• **Work required**: Below are the records. List every line holding the word "this".

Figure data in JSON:
-- start --

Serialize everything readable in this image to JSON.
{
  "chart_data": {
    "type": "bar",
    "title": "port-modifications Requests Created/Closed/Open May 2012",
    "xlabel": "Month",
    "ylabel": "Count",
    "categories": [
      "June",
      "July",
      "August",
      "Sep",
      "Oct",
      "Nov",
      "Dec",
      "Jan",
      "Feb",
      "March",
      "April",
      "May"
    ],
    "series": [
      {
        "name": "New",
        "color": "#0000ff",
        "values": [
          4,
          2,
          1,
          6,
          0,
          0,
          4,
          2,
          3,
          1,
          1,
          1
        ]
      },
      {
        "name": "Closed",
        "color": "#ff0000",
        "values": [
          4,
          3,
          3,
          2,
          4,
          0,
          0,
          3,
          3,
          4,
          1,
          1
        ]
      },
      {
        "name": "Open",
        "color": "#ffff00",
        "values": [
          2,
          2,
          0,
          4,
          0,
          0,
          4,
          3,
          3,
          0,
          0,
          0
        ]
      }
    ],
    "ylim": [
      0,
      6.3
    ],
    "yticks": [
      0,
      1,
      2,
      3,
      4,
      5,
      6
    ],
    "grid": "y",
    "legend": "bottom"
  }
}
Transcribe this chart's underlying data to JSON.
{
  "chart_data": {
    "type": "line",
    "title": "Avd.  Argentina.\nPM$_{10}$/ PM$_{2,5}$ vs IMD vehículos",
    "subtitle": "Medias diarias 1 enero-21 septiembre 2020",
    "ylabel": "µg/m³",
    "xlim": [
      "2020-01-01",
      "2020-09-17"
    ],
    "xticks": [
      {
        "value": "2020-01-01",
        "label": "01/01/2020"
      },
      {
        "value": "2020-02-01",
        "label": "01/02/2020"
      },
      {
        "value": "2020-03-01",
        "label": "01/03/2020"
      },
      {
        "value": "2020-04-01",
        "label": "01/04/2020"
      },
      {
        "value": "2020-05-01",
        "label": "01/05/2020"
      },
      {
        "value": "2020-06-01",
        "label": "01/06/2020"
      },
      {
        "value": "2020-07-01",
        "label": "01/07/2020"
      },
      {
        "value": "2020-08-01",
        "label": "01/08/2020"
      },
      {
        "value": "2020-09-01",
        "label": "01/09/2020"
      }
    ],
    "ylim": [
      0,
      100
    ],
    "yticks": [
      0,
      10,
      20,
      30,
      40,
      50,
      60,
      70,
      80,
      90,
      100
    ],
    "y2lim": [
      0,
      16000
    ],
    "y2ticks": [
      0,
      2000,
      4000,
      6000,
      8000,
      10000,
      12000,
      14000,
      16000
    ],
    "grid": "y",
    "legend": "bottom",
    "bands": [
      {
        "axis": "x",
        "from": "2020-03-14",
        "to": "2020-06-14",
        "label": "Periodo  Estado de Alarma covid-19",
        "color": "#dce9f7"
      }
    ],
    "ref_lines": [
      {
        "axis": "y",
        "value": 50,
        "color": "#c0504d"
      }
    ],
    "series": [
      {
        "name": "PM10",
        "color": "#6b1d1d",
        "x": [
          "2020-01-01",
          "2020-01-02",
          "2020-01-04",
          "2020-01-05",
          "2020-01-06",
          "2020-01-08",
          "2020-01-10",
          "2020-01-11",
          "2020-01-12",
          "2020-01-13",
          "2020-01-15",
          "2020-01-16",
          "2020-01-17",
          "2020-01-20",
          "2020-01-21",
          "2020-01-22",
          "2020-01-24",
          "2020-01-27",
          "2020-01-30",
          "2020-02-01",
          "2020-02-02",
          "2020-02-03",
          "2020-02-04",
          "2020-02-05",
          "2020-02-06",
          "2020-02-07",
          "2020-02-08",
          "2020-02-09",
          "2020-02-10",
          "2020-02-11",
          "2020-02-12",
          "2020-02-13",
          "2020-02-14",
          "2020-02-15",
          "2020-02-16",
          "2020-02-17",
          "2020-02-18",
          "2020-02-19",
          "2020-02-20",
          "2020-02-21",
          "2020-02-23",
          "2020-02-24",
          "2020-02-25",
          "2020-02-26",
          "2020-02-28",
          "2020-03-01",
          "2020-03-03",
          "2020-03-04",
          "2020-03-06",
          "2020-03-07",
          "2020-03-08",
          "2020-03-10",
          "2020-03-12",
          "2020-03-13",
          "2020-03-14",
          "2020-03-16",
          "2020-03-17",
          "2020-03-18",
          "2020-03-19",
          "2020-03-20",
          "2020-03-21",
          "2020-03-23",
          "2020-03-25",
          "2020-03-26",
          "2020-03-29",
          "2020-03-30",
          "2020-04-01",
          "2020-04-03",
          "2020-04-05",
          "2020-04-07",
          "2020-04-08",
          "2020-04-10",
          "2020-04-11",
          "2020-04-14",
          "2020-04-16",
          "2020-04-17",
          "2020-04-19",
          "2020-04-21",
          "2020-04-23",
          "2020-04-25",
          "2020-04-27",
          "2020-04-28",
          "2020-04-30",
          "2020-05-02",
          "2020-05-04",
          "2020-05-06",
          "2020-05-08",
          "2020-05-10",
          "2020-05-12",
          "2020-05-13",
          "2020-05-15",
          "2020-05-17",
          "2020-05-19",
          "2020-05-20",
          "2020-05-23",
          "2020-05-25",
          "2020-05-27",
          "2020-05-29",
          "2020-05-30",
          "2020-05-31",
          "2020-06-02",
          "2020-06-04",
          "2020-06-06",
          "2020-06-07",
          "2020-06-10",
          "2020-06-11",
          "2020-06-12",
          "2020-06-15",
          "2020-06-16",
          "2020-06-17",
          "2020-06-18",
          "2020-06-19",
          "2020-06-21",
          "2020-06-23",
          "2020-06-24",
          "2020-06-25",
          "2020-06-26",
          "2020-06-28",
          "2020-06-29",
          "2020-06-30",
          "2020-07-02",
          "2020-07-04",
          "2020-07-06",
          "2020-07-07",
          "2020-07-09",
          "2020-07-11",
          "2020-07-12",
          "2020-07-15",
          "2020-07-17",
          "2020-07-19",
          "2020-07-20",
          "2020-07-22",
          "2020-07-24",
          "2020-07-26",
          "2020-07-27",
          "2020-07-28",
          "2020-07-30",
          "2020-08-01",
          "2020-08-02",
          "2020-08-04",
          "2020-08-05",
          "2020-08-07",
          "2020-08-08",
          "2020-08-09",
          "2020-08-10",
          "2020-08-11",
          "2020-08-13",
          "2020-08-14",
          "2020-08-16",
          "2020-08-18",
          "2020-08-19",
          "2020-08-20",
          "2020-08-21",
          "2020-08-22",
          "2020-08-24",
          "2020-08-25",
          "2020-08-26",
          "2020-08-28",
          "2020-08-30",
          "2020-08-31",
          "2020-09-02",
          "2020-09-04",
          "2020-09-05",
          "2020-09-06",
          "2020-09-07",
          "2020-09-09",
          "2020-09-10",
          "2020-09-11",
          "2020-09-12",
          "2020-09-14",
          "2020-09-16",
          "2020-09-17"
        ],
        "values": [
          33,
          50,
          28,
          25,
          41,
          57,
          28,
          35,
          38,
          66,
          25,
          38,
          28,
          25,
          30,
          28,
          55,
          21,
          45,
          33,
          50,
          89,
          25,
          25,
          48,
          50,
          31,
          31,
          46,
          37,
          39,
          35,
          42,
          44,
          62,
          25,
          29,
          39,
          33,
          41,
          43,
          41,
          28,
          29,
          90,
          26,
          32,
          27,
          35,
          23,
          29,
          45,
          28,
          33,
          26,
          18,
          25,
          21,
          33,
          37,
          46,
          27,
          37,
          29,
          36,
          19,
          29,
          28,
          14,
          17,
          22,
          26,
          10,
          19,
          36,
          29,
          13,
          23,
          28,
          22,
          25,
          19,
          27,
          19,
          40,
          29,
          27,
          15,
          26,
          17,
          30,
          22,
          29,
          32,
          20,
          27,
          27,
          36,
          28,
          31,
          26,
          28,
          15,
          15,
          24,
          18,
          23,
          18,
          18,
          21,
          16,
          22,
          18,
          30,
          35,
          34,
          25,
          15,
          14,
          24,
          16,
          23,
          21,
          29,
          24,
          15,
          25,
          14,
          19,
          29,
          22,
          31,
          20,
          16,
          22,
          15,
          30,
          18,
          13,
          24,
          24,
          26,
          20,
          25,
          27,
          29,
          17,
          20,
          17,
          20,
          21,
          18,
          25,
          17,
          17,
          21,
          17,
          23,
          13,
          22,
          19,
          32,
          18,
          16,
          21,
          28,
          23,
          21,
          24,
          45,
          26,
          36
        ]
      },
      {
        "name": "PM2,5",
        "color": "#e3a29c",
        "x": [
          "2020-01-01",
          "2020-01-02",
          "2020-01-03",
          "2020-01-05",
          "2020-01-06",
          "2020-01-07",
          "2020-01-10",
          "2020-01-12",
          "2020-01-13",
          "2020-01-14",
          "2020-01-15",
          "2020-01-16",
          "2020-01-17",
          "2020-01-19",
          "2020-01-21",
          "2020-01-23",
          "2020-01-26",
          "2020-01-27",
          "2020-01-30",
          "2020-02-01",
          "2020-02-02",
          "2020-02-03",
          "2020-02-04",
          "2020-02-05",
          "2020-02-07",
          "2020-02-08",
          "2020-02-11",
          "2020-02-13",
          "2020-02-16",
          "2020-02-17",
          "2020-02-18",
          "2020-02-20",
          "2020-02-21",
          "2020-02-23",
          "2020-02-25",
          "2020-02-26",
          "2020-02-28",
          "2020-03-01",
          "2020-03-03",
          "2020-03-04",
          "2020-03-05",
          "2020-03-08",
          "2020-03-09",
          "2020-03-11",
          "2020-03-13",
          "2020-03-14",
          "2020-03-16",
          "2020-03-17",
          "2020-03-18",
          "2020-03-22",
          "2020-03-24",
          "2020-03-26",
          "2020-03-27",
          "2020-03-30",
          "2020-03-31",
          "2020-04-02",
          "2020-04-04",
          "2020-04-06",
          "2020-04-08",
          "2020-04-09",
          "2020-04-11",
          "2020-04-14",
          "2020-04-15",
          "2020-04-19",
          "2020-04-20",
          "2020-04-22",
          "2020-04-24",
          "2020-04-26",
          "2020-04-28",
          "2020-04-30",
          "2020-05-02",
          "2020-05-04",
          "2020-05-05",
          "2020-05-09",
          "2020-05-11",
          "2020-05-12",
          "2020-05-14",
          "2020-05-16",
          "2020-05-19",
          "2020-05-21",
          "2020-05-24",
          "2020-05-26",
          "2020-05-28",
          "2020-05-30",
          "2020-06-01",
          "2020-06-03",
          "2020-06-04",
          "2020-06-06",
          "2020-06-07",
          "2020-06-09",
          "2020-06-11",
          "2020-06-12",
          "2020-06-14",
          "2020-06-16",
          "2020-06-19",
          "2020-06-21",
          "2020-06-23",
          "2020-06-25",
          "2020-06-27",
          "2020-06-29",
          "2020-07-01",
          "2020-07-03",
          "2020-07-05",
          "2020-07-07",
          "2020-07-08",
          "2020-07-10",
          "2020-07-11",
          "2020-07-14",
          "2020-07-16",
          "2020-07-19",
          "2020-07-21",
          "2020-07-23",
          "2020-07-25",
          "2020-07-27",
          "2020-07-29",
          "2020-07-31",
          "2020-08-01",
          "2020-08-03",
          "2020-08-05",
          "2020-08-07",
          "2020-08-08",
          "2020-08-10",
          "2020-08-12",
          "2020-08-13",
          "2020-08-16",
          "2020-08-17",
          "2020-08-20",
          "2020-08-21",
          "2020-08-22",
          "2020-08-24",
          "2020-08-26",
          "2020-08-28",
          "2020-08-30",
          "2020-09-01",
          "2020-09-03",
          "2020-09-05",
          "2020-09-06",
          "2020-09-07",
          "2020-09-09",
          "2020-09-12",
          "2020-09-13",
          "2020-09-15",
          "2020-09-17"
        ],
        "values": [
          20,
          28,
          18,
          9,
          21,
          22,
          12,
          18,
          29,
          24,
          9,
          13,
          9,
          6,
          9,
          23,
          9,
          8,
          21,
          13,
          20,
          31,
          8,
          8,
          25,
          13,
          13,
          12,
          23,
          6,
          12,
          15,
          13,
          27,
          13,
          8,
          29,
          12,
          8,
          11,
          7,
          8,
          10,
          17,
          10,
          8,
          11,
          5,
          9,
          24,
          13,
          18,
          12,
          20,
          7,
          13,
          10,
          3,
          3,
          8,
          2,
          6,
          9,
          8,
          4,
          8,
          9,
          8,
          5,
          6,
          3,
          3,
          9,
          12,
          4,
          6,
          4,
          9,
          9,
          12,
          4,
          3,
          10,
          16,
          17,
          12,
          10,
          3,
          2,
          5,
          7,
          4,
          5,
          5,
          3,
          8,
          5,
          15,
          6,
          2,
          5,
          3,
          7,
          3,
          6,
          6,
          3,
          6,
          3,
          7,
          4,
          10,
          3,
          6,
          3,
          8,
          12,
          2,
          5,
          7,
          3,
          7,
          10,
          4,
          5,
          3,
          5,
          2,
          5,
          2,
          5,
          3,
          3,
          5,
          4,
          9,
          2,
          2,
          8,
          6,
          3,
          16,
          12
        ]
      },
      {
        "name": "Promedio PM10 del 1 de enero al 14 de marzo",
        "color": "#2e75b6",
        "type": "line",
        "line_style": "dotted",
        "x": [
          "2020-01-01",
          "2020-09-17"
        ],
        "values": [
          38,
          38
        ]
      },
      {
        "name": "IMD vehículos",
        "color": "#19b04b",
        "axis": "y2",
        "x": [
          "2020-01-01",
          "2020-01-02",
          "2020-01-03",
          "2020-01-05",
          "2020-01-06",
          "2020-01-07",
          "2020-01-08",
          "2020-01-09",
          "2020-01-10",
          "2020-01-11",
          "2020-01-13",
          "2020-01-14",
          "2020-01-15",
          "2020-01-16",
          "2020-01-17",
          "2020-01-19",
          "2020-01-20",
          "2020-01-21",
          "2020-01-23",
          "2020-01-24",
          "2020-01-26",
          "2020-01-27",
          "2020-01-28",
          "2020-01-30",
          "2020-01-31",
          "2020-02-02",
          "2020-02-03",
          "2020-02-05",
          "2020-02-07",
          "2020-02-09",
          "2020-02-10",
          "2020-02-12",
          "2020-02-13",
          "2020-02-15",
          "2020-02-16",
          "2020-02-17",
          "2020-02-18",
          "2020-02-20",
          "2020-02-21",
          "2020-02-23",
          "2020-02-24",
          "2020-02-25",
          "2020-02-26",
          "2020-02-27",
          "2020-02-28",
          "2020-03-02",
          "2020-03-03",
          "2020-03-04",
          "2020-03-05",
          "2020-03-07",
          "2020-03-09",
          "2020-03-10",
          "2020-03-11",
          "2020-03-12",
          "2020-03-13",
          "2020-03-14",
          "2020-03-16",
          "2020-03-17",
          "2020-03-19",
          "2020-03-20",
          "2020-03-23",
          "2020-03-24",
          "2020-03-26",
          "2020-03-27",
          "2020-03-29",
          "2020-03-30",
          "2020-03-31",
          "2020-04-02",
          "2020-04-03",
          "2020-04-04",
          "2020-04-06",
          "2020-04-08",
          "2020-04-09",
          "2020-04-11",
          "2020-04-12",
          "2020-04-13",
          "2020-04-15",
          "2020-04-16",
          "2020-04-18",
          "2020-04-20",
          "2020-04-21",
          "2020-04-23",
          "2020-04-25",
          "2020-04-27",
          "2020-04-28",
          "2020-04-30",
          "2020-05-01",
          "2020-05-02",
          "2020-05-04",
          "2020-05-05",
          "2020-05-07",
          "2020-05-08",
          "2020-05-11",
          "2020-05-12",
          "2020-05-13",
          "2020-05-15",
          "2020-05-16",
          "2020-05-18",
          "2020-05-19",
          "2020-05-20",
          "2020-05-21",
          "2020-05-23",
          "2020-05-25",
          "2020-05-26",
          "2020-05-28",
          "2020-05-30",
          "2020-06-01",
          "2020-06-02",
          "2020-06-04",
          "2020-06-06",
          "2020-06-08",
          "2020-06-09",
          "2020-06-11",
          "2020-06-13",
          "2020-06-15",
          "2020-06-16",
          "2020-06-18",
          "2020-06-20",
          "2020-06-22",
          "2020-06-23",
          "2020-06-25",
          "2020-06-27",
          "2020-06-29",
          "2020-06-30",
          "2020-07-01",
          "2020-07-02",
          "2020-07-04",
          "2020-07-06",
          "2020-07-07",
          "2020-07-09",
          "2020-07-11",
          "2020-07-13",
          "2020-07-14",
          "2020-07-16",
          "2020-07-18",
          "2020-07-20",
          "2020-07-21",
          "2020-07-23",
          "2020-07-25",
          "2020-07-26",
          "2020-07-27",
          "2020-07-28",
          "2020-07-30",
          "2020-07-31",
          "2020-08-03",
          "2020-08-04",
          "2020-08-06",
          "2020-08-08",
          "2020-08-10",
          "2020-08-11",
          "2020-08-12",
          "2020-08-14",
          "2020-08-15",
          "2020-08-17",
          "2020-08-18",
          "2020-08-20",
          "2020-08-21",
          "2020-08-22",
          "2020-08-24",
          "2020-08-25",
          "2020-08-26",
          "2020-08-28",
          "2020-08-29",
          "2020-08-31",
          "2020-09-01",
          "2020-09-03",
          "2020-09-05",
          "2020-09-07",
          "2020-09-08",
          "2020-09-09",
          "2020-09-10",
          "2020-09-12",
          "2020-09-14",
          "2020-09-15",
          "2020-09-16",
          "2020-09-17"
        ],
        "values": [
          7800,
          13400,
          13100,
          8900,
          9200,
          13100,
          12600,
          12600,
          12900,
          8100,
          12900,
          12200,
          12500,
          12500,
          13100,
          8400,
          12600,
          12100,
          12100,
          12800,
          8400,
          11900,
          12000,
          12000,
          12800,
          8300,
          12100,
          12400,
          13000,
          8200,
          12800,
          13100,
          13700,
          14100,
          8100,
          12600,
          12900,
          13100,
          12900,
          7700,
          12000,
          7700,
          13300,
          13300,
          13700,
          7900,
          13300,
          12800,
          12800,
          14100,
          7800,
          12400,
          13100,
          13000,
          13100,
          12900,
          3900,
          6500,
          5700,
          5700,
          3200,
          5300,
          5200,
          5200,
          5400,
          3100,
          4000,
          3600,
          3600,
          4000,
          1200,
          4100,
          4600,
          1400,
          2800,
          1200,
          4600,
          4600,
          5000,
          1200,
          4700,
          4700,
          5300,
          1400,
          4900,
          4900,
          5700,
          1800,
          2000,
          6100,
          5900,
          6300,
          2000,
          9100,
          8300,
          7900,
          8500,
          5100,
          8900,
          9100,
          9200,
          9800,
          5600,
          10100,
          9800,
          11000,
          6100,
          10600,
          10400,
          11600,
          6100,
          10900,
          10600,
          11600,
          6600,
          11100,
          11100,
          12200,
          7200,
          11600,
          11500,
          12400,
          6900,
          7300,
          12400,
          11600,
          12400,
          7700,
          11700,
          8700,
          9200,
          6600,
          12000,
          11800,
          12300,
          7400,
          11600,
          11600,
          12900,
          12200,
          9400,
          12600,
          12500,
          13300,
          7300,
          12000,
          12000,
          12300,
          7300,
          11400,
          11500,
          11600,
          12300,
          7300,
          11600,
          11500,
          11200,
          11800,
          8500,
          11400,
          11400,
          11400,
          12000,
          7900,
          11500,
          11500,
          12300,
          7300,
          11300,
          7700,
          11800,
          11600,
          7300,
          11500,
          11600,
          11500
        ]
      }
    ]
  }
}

-- end --

• **Finished answer**:
Serialize everything readable in this image to JSON.
Transcribe this chart's underlying data to JSON.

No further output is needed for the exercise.